Machinery/Auxilliary Equipment: The molding standard you set is highly dependent upon the machinery and auxiliary equipment you have available to you. Failure to properly assess the capabilities of your equipment will result in a poorly functioning production system. The following components strongly affect a facility’s scrap, downtime and productivity:


  1. Press: Molding machine capabilities are crucial to the design of any manufacturing system. Press tonnage and screw design (such as general purpose vs. nylon) are key factors in process consistency. Match your mold and material to the press to assure that your process control is not limited due to poorly functioning machinery. Also utilize your process data to further assess process control and machine problems.
  2. Robot: Robotics systems are a valuable asset for establishing production and quality systems. When evaluating the production system, always review potential fixes through robot improvements, end of arm tooling or programming changes.
  3. Automation: Other sources of automation should also be reviewed. For instance, if a quality concern keeps repeating itself, look for solutions through automation development. Involve everyone on your production team to fully assess what failures exist within the production system and utilize your engineers to develop working solutions. Better equip your operators and personnel to remove problematic conditions from the production equation.

════════

Problem details
Please duplicate the passage on molding machinery and auxiliary equipment, from "3. Automation: Other" up to and including "the production equation.".

════════

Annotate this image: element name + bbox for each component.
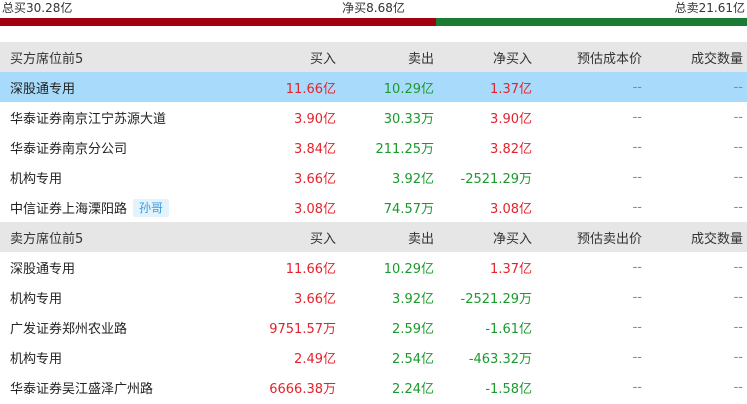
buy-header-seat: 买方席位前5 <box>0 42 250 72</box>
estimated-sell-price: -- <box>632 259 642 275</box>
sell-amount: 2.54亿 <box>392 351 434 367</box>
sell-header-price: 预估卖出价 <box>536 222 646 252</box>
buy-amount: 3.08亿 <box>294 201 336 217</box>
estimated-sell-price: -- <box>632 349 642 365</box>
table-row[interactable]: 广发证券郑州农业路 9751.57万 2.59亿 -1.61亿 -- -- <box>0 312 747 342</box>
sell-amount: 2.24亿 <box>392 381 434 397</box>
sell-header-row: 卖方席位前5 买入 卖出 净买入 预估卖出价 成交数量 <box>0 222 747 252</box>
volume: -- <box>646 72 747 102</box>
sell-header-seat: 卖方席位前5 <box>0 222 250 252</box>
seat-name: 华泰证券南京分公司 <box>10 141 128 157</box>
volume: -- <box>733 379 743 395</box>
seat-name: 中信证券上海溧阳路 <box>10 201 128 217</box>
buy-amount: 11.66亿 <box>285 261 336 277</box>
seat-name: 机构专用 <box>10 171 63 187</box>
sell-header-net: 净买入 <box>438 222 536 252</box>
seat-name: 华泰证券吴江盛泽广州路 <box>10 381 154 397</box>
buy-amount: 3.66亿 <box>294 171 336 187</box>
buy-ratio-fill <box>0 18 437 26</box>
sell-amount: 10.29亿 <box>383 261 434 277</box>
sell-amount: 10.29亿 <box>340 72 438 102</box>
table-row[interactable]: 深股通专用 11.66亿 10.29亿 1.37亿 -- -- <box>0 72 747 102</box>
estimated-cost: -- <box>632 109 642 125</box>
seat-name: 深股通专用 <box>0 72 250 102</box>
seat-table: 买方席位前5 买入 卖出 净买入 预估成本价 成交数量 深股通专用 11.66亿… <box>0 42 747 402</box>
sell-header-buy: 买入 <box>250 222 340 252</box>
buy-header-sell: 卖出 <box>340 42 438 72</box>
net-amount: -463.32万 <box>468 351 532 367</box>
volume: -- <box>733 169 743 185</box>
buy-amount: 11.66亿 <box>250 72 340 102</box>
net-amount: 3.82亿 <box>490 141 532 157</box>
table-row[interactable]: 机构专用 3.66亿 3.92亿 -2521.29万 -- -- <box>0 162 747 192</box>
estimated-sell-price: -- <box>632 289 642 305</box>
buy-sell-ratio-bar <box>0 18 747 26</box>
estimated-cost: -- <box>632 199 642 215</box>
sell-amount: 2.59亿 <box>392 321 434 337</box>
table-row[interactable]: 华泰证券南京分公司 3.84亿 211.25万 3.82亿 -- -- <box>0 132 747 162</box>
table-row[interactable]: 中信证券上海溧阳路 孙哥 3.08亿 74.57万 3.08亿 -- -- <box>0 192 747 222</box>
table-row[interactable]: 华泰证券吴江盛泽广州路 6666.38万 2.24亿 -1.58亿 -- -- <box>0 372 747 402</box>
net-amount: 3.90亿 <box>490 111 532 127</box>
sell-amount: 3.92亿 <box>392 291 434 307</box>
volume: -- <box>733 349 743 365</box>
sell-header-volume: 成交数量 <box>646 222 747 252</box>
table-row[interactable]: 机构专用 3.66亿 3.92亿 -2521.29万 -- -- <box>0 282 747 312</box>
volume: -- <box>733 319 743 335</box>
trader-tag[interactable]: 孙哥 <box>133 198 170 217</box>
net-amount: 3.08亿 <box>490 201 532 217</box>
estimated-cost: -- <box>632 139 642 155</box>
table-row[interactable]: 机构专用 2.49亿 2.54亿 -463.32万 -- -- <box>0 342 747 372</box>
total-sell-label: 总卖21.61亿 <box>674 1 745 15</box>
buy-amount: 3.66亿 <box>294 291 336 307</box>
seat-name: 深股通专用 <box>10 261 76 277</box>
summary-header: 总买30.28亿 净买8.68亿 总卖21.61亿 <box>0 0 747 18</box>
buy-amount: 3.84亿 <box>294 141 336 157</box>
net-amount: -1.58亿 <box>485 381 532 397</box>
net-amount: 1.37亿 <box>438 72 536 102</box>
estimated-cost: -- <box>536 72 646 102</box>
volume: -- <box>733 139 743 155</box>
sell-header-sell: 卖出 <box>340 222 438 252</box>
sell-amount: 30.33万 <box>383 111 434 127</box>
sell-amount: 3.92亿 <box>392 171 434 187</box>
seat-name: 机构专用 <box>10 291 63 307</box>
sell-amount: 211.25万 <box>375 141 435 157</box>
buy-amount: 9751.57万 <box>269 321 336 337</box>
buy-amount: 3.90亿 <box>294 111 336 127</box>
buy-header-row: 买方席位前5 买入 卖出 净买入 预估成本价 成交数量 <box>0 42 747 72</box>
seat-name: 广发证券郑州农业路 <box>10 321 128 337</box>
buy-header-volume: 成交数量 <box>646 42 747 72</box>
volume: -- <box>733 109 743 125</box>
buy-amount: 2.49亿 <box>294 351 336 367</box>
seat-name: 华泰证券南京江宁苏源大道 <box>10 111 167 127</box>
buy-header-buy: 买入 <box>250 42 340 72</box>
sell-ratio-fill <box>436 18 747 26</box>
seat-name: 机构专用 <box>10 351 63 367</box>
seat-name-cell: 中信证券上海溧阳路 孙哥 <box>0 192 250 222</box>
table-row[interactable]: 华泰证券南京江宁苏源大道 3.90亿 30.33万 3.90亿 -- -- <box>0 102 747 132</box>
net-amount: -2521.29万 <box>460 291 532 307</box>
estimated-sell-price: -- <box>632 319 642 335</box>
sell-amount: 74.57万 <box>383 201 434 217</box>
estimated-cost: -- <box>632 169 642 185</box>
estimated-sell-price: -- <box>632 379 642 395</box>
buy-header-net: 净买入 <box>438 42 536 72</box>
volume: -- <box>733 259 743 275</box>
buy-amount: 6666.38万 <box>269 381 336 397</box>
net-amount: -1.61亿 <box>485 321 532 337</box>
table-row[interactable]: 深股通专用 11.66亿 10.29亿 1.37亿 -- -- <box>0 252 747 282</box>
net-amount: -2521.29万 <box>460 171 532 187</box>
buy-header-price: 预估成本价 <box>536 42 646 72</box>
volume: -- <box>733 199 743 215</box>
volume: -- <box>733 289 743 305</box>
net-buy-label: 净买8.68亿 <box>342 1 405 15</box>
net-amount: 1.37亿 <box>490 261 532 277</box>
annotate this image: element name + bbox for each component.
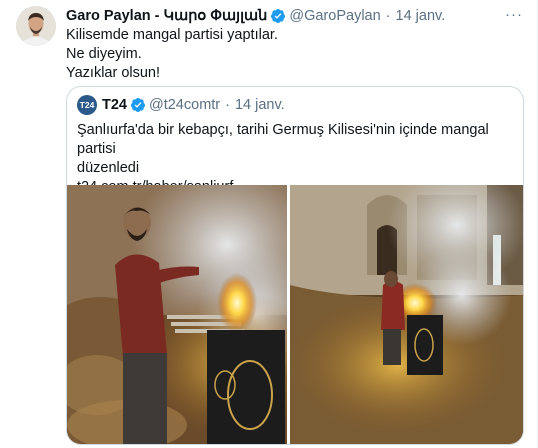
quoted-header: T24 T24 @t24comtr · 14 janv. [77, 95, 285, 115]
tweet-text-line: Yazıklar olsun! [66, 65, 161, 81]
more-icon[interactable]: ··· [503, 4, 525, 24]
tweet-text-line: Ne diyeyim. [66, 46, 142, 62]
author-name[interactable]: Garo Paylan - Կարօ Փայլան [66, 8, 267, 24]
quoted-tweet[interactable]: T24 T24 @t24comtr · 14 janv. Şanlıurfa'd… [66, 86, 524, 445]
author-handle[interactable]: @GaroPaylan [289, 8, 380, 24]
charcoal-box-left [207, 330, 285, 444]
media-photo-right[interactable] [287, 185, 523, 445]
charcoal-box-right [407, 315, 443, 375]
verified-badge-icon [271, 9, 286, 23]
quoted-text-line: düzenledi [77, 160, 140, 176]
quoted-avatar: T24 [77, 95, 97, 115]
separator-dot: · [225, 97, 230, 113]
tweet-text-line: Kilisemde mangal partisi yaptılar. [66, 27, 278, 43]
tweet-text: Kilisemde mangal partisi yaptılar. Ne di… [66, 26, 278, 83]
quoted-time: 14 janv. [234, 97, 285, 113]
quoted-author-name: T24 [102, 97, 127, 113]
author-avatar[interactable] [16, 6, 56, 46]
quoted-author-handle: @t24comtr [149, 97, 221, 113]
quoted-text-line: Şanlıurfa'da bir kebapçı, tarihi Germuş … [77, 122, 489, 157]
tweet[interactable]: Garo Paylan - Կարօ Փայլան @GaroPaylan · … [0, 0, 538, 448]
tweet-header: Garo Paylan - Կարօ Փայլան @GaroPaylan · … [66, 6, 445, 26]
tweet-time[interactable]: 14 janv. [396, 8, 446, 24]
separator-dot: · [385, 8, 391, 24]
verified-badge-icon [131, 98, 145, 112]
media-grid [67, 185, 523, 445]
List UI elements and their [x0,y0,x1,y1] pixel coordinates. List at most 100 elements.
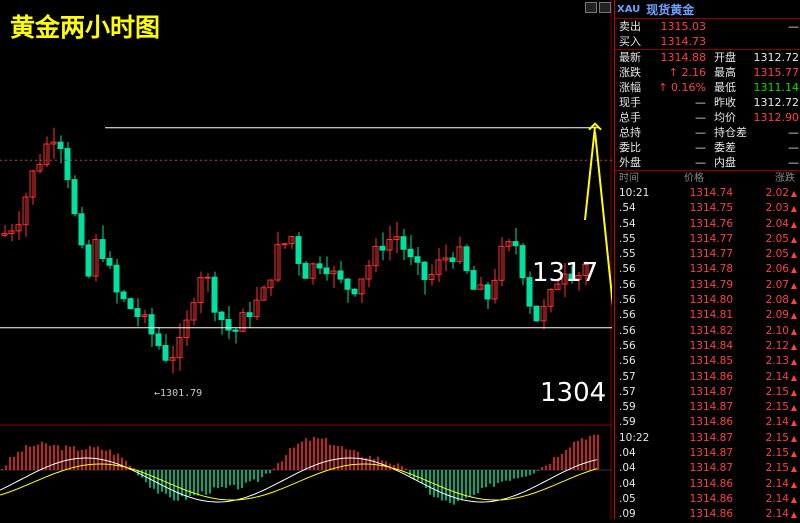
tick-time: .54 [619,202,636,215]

════════

Solution to the exercise
3. Automation: Other sources of automation should also be reviewed. For instance, if a quality concern keeps repeating itself, look for solutions through automation development. Involve everyone on your production team to fully assess what failures exist within the production system and utilize your engineers to develop working solutions. Better equip your operators and personnel to remove problematic conditions from the production equation.